Described now is an exemplary interceptor system, as illustrated in FIGS. 3 and 4. An example of an interceptor vessel is shown in FIG. 3. A mobile marine radiation sensor system is deployed on board of an interceptor vessel to intercept suspect vessels that have been identified as carrying radiological material. The interceptor vessel provides spectral analysis of the detected radiation and allows for the identification of the specific isotopes present associated with the suspect vessel. This data can be used to determine if the radiation is due to normally occurring radiological materials on-board of the suspect vessel or if the radiation represents a threat.
The interceptor vehicle or vessel (310), in this example, is equipped with radiation sensors (330) and millimeter wave (mmw) radar systems (350) to detect and identify positions of radiation and to identify the isotopes(s) present. While millimeter wave radar technology is being used for the present example, other types of radar technology would similarly apply in alternative embodiments of the invention. These sensor systems may use on or more types of radiation detectors. In the example design, a combination of cadmium zinc telluride detectors, sodium iodide detectors and solid-state neutron detectors are used to detect radiation. This provides for good resolution of radiation energies from 10 kev to 3 Mev. The solid-state neutron detectors offer a shock resistant 30 configuration suitable for verifying radiation from vehicles or vessels that can move and cause shock and vibration hazards to the radiation detection system components mounted on the moving vehicle or vessel.
To assist in the detection of radiation at distances, the gamma detectors may be equipped with collimators and/or lenses that gather the radiological particles and focus these particles onto the detectors.
The interceptor system, as illustrated in FIG. 4, can provide a key entry system (410 and 450), a processor (440) and multiple radiation detector systems (420). One of the radiation detector systems may provide an indication of the direction (430) of the source of the radiation for the interceptor.
The interceptor vehicle or vessel (310), in this example, is equipped with radiation sensors (330) and a millimeter wave (mmw) radar system unit (460) to detect and identify positions of radiation and to identify the isotopes(s) present. While millimeter wave radar technology is being used for the present example, other types of radar technology would similarly apply in alternative embodiments of the invention.

-------

■ Actions to take:
a. Print the part of the interceptor system description that opens with the words containing "To assist in" and closes with "for the interceptor.".
b. In the interceptor system description, which three kinds of detectors are combined in the example design to detect radiation?
c. Pick up the interceptor system description after its last sentence and keep writing.

■ Dataset extract:

-------

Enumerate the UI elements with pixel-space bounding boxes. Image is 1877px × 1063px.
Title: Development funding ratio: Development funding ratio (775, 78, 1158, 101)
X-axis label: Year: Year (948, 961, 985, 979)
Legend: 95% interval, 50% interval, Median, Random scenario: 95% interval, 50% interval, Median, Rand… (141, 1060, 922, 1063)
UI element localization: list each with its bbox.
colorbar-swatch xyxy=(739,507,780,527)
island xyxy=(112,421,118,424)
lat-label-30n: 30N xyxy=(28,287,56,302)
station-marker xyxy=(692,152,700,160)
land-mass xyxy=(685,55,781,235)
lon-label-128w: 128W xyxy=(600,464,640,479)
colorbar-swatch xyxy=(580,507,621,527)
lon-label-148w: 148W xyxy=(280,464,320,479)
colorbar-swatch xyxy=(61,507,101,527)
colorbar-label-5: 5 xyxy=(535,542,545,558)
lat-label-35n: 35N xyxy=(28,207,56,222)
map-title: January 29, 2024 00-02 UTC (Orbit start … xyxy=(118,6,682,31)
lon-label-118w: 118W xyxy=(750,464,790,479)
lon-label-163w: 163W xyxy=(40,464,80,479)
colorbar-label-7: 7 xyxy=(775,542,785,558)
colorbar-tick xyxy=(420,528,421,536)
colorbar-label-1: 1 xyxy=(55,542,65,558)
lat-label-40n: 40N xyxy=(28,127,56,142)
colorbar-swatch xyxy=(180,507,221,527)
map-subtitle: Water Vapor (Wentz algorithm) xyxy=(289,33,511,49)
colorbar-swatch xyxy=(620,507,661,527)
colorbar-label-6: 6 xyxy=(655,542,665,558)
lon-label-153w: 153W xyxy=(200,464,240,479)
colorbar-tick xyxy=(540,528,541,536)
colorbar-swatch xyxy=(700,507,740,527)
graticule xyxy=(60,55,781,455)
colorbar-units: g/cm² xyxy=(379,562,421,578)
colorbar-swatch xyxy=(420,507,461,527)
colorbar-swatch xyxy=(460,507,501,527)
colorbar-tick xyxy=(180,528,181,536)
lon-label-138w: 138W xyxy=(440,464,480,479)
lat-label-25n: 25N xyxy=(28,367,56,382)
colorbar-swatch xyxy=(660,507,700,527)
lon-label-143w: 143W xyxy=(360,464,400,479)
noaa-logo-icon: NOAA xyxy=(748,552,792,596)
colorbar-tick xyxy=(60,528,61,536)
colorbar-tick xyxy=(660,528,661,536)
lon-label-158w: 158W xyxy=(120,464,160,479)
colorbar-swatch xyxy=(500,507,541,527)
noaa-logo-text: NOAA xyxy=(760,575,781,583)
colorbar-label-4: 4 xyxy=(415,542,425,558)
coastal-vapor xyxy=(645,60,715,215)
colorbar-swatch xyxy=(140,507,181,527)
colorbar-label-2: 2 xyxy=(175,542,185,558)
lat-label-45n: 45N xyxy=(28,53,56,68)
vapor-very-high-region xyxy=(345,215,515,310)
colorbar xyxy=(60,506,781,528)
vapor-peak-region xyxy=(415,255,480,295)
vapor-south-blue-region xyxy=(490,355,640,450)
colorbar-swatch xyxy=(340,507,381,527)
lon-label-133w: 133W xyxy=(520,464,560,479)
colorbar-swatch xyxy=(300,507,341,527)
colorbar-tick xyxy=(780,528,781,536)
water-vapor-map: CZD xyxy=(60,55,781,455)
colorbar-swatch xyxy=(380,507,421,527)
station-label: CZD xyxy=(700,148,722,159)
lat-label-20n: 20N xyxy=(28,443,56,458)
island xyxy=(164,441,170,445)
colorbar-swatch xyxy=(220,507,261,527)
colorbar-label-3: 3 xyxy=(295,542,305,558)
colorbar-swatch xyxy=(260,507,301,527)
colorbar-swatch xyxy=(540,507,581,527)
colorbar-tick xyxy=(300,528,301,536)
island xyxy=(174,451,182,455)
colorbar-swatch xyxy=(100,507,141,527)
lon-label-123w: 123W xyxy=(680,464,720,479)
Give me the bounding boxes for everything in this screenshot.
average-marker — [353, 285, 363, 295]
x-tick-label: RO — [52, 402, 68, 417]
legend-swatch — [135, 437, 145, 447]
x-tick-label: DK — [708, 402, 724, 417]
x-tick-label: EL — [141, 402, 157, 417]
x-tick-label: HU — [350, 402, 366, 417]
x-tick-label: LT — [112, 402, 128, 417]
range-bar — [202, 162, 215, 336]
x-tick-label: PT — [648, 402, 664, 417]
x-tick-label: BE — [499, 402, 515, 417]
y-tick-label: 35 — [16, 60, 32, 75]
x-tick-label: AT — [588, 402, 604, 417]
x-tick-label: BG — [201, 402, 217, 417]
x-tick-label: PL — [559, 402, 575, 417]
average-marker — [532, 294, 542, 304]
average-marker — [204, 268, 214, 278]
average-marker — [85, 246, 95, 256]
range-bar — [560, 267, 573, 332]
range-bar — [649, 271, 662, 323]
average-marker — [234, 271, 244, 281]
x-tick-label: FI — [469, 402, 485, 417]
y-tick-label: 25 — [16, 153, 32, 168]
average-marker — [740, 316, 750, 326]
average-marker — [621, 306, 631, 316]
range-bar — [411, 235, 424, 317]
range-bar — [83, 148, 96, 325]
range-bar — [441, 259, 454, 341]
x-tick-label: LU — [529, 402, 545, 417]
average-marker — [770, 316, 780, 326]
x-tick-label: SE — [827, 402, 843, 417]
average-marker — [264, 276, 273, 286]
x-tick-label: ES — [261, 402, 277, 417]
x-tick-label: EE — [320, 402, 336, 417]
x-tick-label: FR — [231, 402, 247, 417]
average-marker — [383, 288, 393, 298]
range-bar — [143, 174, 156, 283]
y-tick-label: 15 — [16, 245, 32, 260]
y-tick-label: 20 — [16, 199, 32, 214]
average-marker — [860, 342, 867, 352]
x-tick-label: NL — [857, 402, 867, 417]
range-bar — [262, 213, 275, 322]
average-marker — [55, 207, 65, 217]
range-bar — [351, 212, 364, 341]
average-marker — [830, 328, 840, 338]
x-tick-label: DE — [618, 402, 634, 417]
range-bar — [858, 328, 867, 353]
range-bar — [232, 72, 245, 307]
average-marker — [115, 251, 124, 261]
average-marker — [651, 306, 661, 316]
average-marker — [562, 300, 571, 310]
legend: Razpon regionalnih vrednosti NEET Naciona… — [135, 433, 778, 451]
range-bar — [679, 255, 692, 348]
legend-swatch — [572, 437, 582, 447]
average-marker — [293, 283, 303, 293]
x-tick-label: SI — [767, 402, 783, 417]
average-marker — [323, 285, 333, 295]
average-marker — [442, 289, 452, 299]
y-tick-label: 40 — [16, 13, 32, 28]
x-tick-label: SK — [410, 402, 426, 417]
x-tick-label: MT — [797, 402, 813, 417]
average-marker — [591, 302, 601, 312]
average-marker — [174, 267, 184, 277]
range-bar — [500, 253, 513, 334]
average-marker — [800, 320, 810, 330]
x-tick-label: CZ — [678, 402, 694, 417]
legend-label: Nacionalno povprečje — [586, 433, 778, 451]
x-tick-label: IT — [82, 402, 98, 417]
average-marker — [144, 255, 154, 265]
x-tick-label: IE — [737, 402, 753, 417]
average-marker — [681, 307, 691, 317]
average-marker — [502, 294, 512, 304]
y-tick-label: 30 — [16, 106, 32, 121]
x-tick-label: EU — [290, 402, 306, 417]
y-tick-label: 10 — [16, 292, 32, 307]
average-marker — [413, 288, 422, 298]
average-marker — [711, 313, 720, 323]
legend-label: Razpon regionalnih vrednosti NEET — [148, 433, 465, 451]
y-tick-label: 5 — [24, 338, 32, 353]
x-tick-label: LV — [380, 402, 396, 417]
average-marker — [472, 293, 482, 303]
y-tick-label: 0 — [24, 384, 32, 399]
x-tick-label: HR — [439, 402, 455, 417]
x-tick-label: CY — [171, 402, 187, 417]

-------

■ Outputs:
a.
To assist in the detection of radiation at distances, the gamma detectors may be equipped with collimators and/or lenses that gather the radiological particles and focus these particles onto the detectors.
The interceptor system, as illustrated in FIG. 4, can provide a key entry system (410 and 450), a processor (440) and multiple radiation detector systems (420). One of the radiation detector systems may provide an indication of the direction (430) of the source of the radiation for the interceptor.

b. Cadmium zinc telluride detectors, sodium iodide detectors and solid-state neutron detectors.

c.
The interceptor system can provide spectral data, data collection and perform an analysis to determine if radiological materials are present and determine the isotopes present.
The interceptor can transmit (480) this information to a central monitoring facility to provide on-site analysis data for appropriate actions.
In another embodiment of the invention, as illustrated in FIG. 9, a radiation detector (901) is mounted into a shielded tube (905) to restrict the angle of incidence of the gamma or neutron particles to be detected creating a specific focal view (921) of the detector as illustrated in FIG. 9. The shielded tube restricts background radiation from entering the detector and creates a high signal to noise ratio for radiation detection in the specific direction of the focal view (921). For gamma or neutron emissions that enter the tube on an angle outside of the desired angle of view (922), the particles are absorbed or deflected away from the detector by an absorption/deflection zone (906) inside of the shielded tube (905). The end result is a gamma or neutron count of particles coming from objects within the focal view (921) with minimal background noise.
This high ratio of signal to noise allows for standoff radiation detection at remote distances, such as up to 100 feet and more. The spectral data captured over time allows for spectral analysis and isotope identification.
The focal view (921) can be configured based on the diameter of the shielded tube and the length of the absorption/deflection zone.
These devices could be configured as an array of standoff detectors to cover a larger area and/or speed the data acquisition process.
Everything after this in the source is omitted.